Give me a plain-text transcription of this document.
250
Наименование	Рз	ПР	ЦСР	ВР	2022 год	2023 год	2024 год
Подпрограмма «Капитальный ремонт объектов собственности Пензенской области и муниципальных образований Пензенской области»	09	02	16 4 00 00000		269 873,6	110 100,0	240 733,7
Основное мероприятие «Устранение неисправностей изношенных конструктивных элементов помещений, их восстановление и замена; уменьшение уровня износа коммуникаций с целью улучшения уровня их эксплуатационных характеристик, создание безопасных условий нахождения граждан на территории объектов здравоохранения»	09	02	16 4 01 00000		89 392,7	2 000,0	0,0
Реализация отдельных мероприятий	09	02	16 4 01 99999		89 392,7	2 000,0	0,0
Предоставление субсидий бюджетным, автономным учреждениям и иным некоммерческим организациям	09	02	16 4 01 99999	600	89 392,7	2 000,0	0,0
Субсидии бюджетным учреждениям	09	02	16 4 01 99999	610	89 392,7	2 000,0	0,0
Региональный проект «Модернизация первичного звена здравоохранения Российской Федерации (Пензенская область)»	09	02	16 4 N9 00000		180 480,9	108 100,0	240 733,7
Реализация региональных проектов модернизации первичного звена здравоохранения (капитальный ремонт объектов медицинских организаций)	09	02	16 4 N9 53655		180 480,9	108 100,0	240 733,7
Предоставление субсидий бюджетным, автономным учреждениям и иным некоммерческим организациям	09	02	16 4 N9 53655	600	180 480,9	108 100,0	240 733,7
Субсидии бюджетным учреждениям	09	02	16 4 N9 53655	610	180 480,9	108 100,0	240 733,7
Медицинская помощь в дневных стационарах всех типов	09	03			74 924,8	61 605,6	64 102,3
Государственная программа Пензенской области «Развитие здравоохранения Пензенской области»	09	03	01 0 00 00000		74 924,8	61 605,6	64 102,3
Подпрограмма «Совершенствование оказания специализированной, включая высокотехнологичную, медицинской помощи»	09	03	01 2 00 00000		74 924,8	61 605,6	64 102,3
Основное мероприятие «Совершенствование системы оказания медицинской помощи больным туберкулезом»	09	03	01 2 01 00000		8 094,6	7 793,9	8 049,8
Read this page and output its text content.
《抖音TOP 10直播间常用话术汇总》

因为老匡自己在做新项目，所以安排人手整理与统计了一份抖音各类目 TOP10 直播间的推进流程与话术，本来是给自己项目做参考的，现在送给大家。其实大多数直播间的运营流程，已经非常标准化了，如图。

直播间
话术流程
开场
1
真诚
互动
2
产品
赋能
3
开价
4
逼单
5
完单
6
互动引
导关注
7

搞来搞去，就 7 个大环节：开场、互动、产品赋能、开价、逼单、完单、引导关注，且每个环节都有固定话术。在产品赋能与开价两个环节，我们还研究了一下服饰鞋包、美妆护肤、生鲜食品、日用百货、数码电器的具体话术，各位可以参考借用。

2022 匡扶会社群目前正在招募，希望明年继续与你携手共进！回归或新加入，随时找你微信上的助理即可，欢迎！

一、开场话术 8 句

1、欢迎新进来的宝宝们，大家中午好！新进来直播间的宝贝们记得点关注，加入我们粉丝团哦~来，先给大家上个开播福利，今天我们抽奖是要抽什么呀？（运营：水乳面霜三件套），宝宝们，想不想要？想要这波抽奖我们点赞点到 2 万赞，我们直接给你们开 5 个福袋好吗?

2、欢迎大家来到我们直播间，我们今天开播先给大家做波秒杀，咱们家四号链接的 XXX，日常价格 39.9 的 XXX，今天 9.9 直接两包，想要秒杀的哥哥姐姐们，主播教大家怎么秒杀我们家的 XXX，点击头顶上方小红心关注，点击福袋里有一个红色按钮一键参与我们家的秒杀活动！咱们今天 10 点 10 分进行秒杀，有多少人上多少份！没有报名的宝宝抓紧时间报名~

* * * *

■ **Written problem**
Reproduce the material above exactly; please quote every line of it.

■ **Exercise result**
Give me a plain-text transcription of this document.
250
Наименование	Рз	ПР	ЦСР	ВР	2022 год	2023 год	2024 год
Подпрограмма «Капитальный ремонт объектов собственности Пензенской области и муниципальных образований Пензенской области»	09	02	16 4 00 00000		269 873,6	110 100,0	240 733,7
Основное мероприятие «Устранение неисправностей изношенных конструктивных элементов помещений, их восстановление и замена; уменьшение уровня износа коммуникаций с целью улучшения уровня их эксплуатационных характеристик, создание безопасных условий нахождения граждан на территории объектов здравоохранения»	09	02	16 4 01 00000		89 392,7	2 000,0	0,0
Реализация отдельных мероприятий	09	02	16 4 01 99999		89 392,7	2 000,0	0,0
Предоставление субсидий бюджетным, автономным учреждениям и иным некоммерческим организациям	09	02	16 4 01 99999	600	89 392,7	2 000,0	0,0
Субсидии бюджетным учреждениям	09	02	16 4 01 99999	610	89 392,7	2 000,0	0,0
Региональный проект «Модернизация первичного звена здравоохранения Российской Федерации (Пензенская область)»	09	02	16 4 N9 00000		180 480,9	108 100,0	240 733,7
Реализация региональных проектов модернизации первичного звена здравоохранения (капитальный ремонт объектов медицинских организаций)	09	02	16 4 N9 53655		180 480,9	108 100,0	240 733,7
Предоставление субсидий бюджетным, автономным учреждениям и иным некоммерческим организациям	09	02	16 4 N9 53655	600	180 480,9	108 100,0	240 733,7
Субсидии бюджетным учреждениям	09	02	16 4 N9 53655	610	180 480,9	108 100,0	240 733,7
Медицинская помощь в дневных стационарах всех типов	09	03			74 924,8	61 605,6	64 102,3
Государственная программа Пензенской области «Развитие здравоохранения Пензенской области»	09	03	01 0 00 00000		74 924,8	61 605,6	64 102,3
Подпрограмма «Совершенствование оказания специализированной, включая высокотехнологичную, медицинской помощи»	09	03	01 2 00 00000		74 924,8	61 605,6	64 102,3
Основное мероприятие «Совершенствование системы оказания медицинской помощи больным туберкулезом»	09	03	01 2 01 00000		8 094,6	7 793,9	8 049,8
Read this page and output its text content.
《抖音TOP 10直播间常用话术汇总》

因为老匡自己在做新项目，所以安排人手整理与统计了一份抖音各类目 TOP10 直播间的推进流程与话术，本来是给自己项目做参考的，现在送给大家。其实大多数直播间的运营流程，已经非常标准化了，如图。

直播间
话术流程
开场
1
真诚
互动
2
产品
赋能
3
开价
4
逼单
5
完单
6
互动引
导关注
7

搞来搞去，就 7 个大环节：开场、互动、产品赋能、开价、逼单、完单、引导关注，且每个环节都有固定话术。在产品赋能与开价两个环节，我们还研究了一下服饰鞋包、美妆护肤、生鲜食品、日用百货、数码电器的具体话术，各位可以参考借用。

2022 匡扶会社群目前正在招募，希望明年继续与你携手共进！回归或新加入，随时找你微信上的助理即可，欢迎！

一、开场话术 8 句

1、欢迎新进来的宝宝们，大家中午好！新进来直播间的宝贝们记得点关注，加入我们粉丝团哦~来，先给大家上个开播福利，今天我们抽奖是要抽什么呀？（运营：水乳面霜三件套），宝宝们，想不想要？想要这波抽奖我们点赞点到 2 万赞，我们直接给你们开 5 个福袋好吗?

2、欢迎大家来到我们直播间，我们今天开播先给大家做波秒杀，咱们家四号链接的 XXX，日常价格 39.9 的 XXX，今天 9.9 直接两包，想要秒杀的哥哥姐姐们，主播教大家怎么秒杀我们家的 XXX，点击头顶上方小红心关注，点击福袋里有一个红色按钮一键参与我们家的秒杀活动！咱们今天 10 点 10 分进行秒杀，有多少人上多少份！没有报名的宝宝抓紧时间报名~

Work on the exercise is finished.